━━━ Extracted data

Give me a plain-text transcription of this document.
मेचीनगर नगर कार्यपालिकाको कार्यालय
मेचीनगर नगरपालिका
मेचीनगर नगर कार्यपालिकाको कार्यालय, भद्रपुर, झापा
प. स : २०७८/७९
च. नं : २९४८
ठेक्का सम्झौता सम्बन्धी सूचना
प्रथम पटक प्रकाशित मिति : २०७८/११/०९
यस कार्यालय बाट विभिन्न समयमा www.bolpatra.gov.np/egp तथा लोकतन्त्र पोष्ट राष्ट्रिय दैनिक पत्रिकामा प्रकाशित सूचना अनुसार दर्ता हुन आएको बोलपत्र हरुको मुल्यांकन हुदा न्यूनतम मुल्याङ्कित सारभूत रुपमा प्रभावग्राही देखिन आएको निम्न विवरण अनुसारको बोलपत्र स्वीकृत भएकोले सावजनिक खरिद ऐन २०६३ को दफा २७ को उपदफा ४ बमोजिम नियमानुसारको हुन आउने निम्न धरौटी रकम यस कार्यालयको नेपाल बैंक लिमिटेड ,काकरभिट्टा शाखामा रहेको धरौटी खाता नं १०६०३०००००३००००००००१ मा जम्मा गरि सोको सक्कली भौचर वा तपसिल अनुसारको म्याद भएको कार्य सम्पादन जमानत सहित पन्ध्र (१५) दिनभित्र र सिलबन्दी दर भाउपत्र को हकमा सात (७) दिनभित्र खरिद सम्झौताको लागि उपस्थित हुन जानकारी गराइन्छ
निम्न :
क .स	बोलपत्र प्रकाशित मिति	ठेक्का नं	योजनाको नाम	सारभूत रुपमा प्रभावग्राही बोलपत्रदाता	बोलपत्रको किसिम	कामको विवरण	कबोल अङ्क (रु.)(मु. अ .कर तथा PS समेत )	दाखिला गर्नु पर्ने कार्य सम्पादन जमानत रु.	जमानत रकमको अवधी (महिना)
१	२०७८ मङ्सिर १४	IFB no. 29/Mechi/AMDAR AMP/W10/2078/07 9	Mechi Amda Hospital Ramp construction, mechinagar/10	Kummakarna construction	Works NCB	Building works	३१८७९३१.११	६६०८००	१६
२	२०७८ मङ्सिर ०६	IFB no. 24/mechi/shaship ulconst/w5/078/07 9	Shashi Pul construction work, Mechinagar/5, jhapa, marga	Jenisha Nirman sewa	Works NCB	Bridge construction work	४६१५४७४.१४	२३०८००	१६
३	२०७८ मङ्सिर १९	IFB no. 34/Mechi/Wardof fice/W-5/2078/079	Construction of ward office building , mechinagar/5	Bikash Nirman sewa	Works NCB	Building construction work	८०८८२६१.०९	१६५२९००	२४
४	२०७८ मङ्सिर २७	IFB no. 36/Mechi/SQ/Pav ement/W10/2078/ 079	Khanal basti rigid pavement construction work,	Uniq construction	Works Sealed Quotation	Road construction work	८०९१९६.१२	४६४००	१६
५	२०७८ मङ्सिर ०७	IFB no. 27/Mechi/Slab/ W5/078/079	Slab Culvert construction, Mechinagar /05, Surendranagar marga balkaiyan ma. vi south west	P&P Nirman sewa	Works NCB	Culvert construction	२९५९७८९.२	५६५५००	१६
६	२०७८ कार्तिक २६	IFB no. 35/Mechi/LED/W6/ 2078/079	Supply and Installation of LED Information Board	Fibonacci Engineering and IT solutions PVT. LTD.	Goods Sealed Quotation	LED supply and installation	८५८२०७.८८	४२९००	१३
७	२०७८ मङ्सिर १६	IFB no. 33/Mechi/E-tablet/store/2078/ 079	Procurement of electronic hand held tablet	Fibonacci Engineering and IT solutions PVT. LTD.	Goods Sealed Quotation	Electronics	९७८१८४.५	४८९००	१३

━━━━━━

■ **Exercise goal**: All of the data must be returned exactly.

■ **Output for this task**:
Give me a plain-text transcription of this document.
मेचीनगर नगर कार्यपालिकाको कार्यालय
मेचीनगर नगरपालिका
मेचीनगर नगर कार्यपालिकाको कार्यालय, भद्रपुर, झापा
प. स : २०७८/७९
च. नं : २९४८
ठेक्का सम्झौता सम्बन्धी सूचना
प्रथम पटक प्रकाशित मिति : २०७८/११/०९
यस कार्यालय बाट विभिन्न समयमा www.bolpatra.gov.np/egp तथा लोकतन्त्र पोष्ट राष्ट्रिय दैनिक पत्रिकामा प्रकाशित सूचना अनुसार दर्ता हुन आएको बोलपत्र हरुको मुल्यांकन हुदा न्यूनतम मुल्याङ्कित सारभूत रुपमा प्रभावग्राही देखिन आएको निम्न विवरण अनुसारको बोलपत्र स्वीकृत भएकोले सावजनिक खरिद ऐन २०६३ को दफा २७ को उपदफा ४ बमोजिम नियमानुसारको हुन आउने निम्न धरौटी रकम यस कार्यालयको नेपाल बैंक लिमिटेड ,काकरभिट्टा शाखामा रहेको धरौटी खाता नं १०६०३०००००३००००००००१ मा जम्मा गरि सोको सक्कली भौचर वा तपसिल अनुसारको म्याद भएको कार्य सम्पादन जमानत सहित पन्ध्र (१५) दिनभित्र र सिलबन्दी दर भाउपत्र को हकमा सात (७) दिनभित्र खरिद सम्झौताको लागि उपस्थित हुन जानकारी गराइन्छ
निम्न :
क .स	बोलपत्र प्रकाशित मिति	ठेक्का नं	योजनाको नाम	सारभूत रुपमा प्रभावग्राही बोलपत्रदाता	बोलपत्रको किसिम	कामको विवरण	कबोल अङ्क (रु.)(मु. अ .कर तथा PS समेत )	दाखिला गर्नु पर्ने कार्य सम्पादन जमानत रु.	जमानत रकमको अवधी (महिना)
१	२०७८ मङ्सिर १४	IFB no. 29/Mechi/AMDAR AMP/W10/2078/07 9	Mechi Amda Hospital Ramp construction, mechinagar/10	Kummakarna construction	Works NCB	Building works	३१८७९३१.११	६६०८००	१६
२	२०७८ मङ्सिर ०६	IFB no. 24/mechi/shaship ulconst/w5/078/07 9	Shashi Pul construction work, Mechinagar/5, jhapa, marga	Jenisha Nirman sewa	Works NCB	Bridge construction work	४६१५४७४.१४	२३०८००	१६
३	२०७८ मङ्सिर १९	IFB no. 34/Mechi/Wardof fice/W-5/2078/079	Construction of ward office building , mechinagar/5	Bikash Nirman sewa	Works NCB	Building construction work	८०८८२६१.०९	१६५२९००	२४
४	२०७८ मङ्सिर २७	IFB no. 36/Mechi/SQ/Pav ement/W10/2078/ 079	Khanal basti rigid pavement construction work,	Uniq construction	Works Sealed Quotation	Road construction work	८०९१९६.१२	४६४००	१६
५	२०७८ मङ्सिर ०७	IFB no. 27/Mechi/Slab/ W5/078/079	Slab Culvert construction, Mechinagar /05, Surendranagar marga balkaiyan ma. vi south west	P&P Nirman sewa	Works NCB	Culvert construction	२९५९७८९.२	५६५५००	१६
६	२०७८ कार्तिक २६	IFB no. 35/Mechi/LED/W6/ 2078/079	Supply and Installation of LED Information Board	Fibonacci Engineering and IT solutions PVT. LTD.	Goods Sealed Quotation	LED supply and installation	८५८२०७.८८	४२९००	१३
७	२०७८ मङ्सिर १६	IFB no. 33/Mechi/E-tablet/store/2078/ 079	Procurement of electronic hand held tablet	Fibonacci Engineering and IT solutions PVT. LTD.	Goods Sealed Quotation	Electronics	९७८१८४.५	४८९००	१३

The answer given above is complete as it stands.